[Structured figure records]
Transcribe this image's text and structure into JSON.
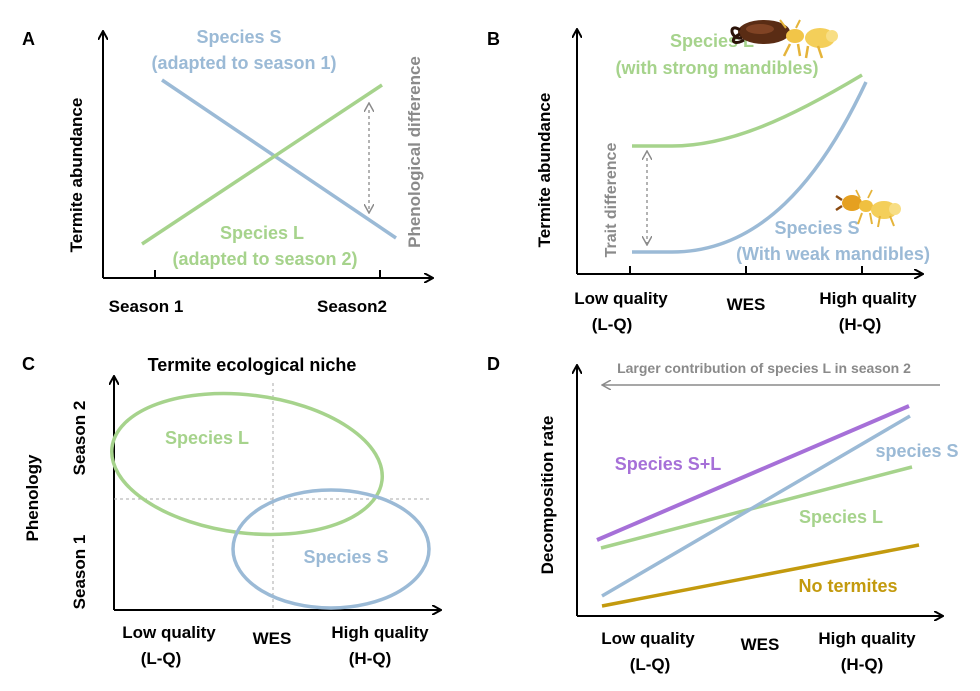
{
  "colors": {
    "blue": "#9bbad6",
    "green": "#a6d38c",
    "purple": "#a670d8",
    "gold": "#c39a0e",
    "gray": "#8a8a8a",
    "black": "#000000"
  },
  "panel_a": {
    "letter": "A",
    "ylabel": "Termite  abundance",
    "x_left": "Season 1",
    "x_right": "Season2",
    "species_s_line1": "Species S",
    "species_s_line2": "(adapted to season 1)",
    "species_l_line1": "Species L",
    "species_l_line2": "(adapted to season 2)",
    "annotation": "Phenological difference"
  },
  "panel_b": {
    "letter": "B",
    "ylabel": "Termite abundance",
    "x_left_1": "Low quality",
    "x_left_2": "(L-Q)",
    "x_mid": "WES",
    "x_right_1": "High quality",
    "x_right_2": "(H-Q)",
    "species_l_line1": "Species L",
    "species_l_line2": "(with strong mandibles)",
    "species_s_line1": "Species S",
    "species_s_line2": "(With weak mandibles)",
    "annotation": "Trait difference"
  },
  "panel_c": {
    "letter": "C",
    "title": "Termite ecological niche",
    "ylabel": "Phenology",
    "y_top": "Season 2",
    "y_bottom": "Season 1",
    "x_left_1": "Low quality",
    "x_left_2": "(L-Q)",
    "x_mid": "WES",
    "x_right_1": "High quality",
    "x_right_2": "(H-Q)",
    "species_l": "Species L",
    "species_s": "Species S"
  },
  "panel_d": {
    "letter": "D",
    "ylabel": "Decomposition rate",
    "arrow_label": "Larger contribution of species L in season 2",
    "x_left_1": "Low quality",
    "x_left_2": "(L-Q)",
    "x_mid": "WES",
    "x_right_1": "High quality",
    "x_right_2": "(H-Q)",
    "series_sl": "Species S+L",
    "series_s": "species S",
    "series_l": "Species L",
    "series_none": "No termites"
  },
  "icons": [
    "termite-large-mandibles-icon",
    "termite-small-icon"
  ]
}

◆ **Problem to solve**: Reproduce every entry exactly, but omit each picture.

◆ **Exercise output**:
Transcribe this image's text and structure into JSON.
{
  "colors": {
    "blue": "#9bbad6",
    "green": "#a6d38c",
    "purple": "#a670d8",
    "gold": "#c39a0e",
    "gray": "#8a8a8a",
    "black": "#000000"
  },
  "panel_a": {
    "letter": "A",
    "ylabel": "Termite  abundance",
    "x_left": "Season 1",
    "x_right": "Season2",
    "species_s_line1": "Species S",
    "species_s_line2": "(adapted to season 1)",
    "species_l_line1": "Species L",
    "species_l_line2": "(adapted to season 2)",
    "annotation": "Phenological difference"
  },
  "panel_b": {
    "letter": "B",
    "ylabel": "Termite abundance",
    "x_left_1": "Low quality",
    "x_left_2": "(L-Q)",
    "x_mid": "WES",
    "x_right_1": "High quality",
    "x_right_2": "(H-Q)",
    "species_l_line1": "Species L",
    "species_l_line2": "(with strong mandibles)",
    "species_s_line1": "Species S",
    "species_s_line2": "(With weak mandibles)",
    "annotation": "Trait difference"
  },
  "panel_c": {
    "letter": "C",
    "title": "Termite ecological niche",
    "ylabel": "Phenology",
    "y_top": "Season 2",
    "y_bottom": "Season 1",
    "x_left_1": "Low quality",
    "x_left_2": "(L-Q)",
    "x_mid": "WES",
    "x_right_1": "High quality",
    "x_right_2": "(H-Q)",
    "species_l": "Species L",
    "species_s": "Species S"
  },
  "panel_d": {
    "letter": "D",
    "ylabel": "Decomposition rate",
    "arrow_label": "Larger contribution of species L in season 2",
    "x_left_1": "Low quality",
    "x_left_2": "(L-Q)",
    "x_mid": "WES",
    "x_right_1": "High quality",
    "x_right_2": "(H-Q)",
    "series_sl": "Species S+L",
    "series_s": "species S",
    "series_l": "Species L",
    "series_none": "No termites"
  },
  "icons": [
    "termite-large-mandibles-icon",
    "termite-small-icon"
  ]
}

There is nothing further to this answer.